| JOB |
Using the records below, give the number of lines where the word "Technology" appears, with no further output.

| SUPPLIED RECORDS |
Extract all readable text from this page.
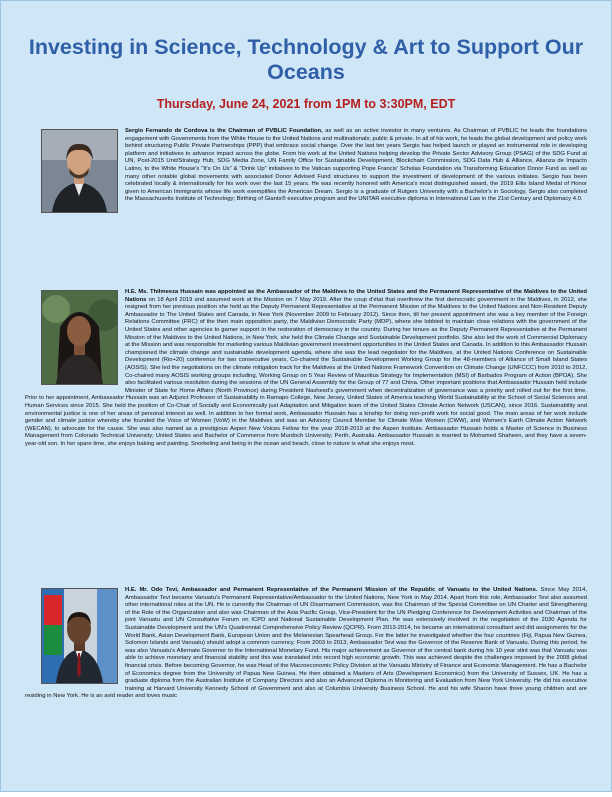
Investing in Science, Technology & Art to Support Our Oceans

Thursday, June 24, 2021 from 1PM to 3:30PM, EDT

Sergio Fernando de Cordova is the Chairman of PVBLIC Foundation, as well as an active investor in many ventures. As Chairman of PVBLIC he leads the foundations engagement with Governments from the White House to the United Nations and multinationals; public & private. In all of his work, he leads the global development and policy work behind structuring Public Private Partnerships (PPP) that embrace social change. Over the last ten years Sergio has helped launch or played an instrumental role in developing platform and initiatives to advance impact across the globe. From his work at the United Nations helping develop the Private Sector Advisory Group (PSAG) of the SDG Fund at UN, Post-2015 Unit/Strategy Hub, SDG Media Zone, UN Family Office for Sustainable Development, Blockchain Commission, SDG Data Hub & Alliance, Alianza de Impacto Latino, to the White House's "It's On Us" & "Drink Up" initiatives to the Vatican supporting Pope Francis' Scholas Foundation via Transforming Education Donor Fund as well as many other notable global movements with associated Donor Advised Fund structures to support the investment of development of the various initiates. Sergio has been celebrated locally & internationally for his work over the last 15 years. He was recently honored with America's most distinguished award, the 2019 Ellis Island Medal of Honor given to American Immigrants whose life work exemplifies the American Dream. Sergio is a graduate of Rutgers University with a Bachelor's in Sociology, Sergio also completed the Massachusetts Institute of Technology; Birthing of Giants® executive program and the UNITAR executive diploma in International Law in the 21st Century and Diplomacy 4.0.
H.E. Ms. Thilmeeza Hussain was appointed as the Ambassador of the Maldives to the United States and the Permanent Representative of the Maldives to the United Nations on 18 April 2019 and assumed work at the Mission on 7 May 2019. After the coup d'état that overthrew the first democratic government in the Maldives, in 2012, she resigned from her previous position she held as the Deputy Permanent Representative at the Permanent Mission of the Maldives to the United Nations and Non-Resident Deputy Ambassador to The United States and Canada, in New York (November 2009 to February 2012). Since then, till her present appointment she was a key member of the Foreign Relations Committee (FRC) of the then main opposition party, the Maldivian Democratic Party (MDP), where she lobbied to maintain close relations with the government of the United States and other agencies to garner support in the restoration of democracy in the country. During her tenure as the Deputy Permanent Representative at the Permanent Mission of the Maldives to the United Nations, in New York, she held the Climate Change and Sustainable Development portfolio. She also led the work of Commercial Diplomacy at the Mission and was responsible for marketing various Maldivian government investment opportunities in the United States and Canada. In addition to this Ambassador Hussain championed the climate change and sustainable development agenda, where she was the lead negotiator for the Maldives, at the United Nations Conference on Sustainable Development (Rio+20) conference for two consecutive years, Co-chaired the Sustainable Development Working Group for the 48-members of Alliance of Small Island States (AOSIS). She led the negotiations on the climate mitigation track for the Maldives at the United Nations Framework Convention on Climate Change (UNFCCC) from 2010 to 2012, Co-chaired many AOSIS working groups including, Working Group on 5 Year Review of Mauritius Strategy for Implementation (MSI) of Barbados Program of Action (BPOA). She also facilitated various resolution during the sessions of the UN General Assembly for the Group of 77 and China. Other important positions that Ambassador Hussain held include Minister of State for Home Affairs (North Province) during President Nasheed's government when decentralization of governance was a priority and rolled out for the first time. Prior to her appointment, Ambassador Hussain was an Adjunct Professor of Sustainability in Ramapo College, New Jersey, United States of America teaching World Sustainability at the School of Social Sciences and Human Services since 2015. She held the position of Co-Chair of Socially and Economically just Adaptation and Mitigation team of the United States Climate Action Network (USCAN), since 2016. Sustainability and environmental justice is one of her areas of personal interest as well. In addition to her formal work, Ambassador Hussain has a kinship for doing non-profit work for social good. The main areas of her work include gender and climate justice whereby she founded the Voice of Women (VoW) in the Maldives and was an Advisory Council Member for Climate Wise Women (CWW), and Women's Earth Climate Action Network (WECAN), to advocate for the cause. She was also named as a prestigious Aspen New Voices Fellow for the year 2018-2019 at the Aspen Institute. Ambassador Hussain holds a Master of Science in Business Management from Colorado Technical University; United States and Bachelor of Commerce from Murdoch University; Perth, Australia. Ambassador Hussain is married to Mohamed Shaheen, and they have a seven-year-old son. In her spare time, she enjoys baking and painting. Snorkeling and being in the ocean and beach, close to nature is what she enjoys most.
H.E. Mr. Odo Tevi, Ambassador and Permanent Representative of the Permanent Mission of the Republic of Vanuatu to the United Nations. Since May 2014, Ambassador Tevi became Vanuatu's Permanent Representative/Ambassador to the United Nations, New York in May 2014. Apart from this role, Ambassador Tevi also assumed other international roles at the UN. He is currently the Chairman of UN Disarmament Commission, was the Chairman of the Special Committee on UN Charter and Strengthening of the Role of the Organization and also was Chairman of the Asia Pacific Group, Vice-President for the UN Pledging Conference for Development Activities and Chairman of the joint Vanuatu and UN Consultative Forum on ICPD and National Sustainable Development Plan. He was extensively involved in the negotiation of the 2030 Agenda for Sustainable Development and the UN's Quadrennial Comprehensive Policy Review (QCPR). From 2013-2014, he became an international consultant and did assignments for the World Bank, Asian Development Bank, European Union and the Melanesian Spearhead Group. For the latter he investigated whether the four countries (Fiji, Papua New Guinea, Solomon Islands and Vanuatu) should adopt a common currency. From 2003 to 2013, Ambassador Tevi was the Governor of the Reserve Bank of Vanuatu. During this period, he was also Vanuatu's Alternate Governor to the International Monetary Fund. His major achievement as Governor of the central bank during his 10 year stint was that Vanuatu was able to achieve monetary and financial stability and this was translated into record high economic growth. This was achieved despite the challenges imposed by the 2008 global financial crisis. Before becoming Governor, he was Head of the Macroeconomic Policy Division at the Vanuatu Ministry of Finance and Economic Management. He has a Bachelor of Economics degree from the University of Papua New Guinea. He then obtained a Masters of Arts (Development Economics) from the University of Sussex, UK. He has a graduate diploma from the Australian Institute of Company Directors and also an Advanced Diploma in Monitoring and Evaluation from New York University. He did his executive training at Harvard University Kennedy School of Government and also at Columbia University Business School. He and his wife Sharon have three young children and are residing in New York. He is an avid reader and loves music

| REPLY TO THE EXERCISE |
2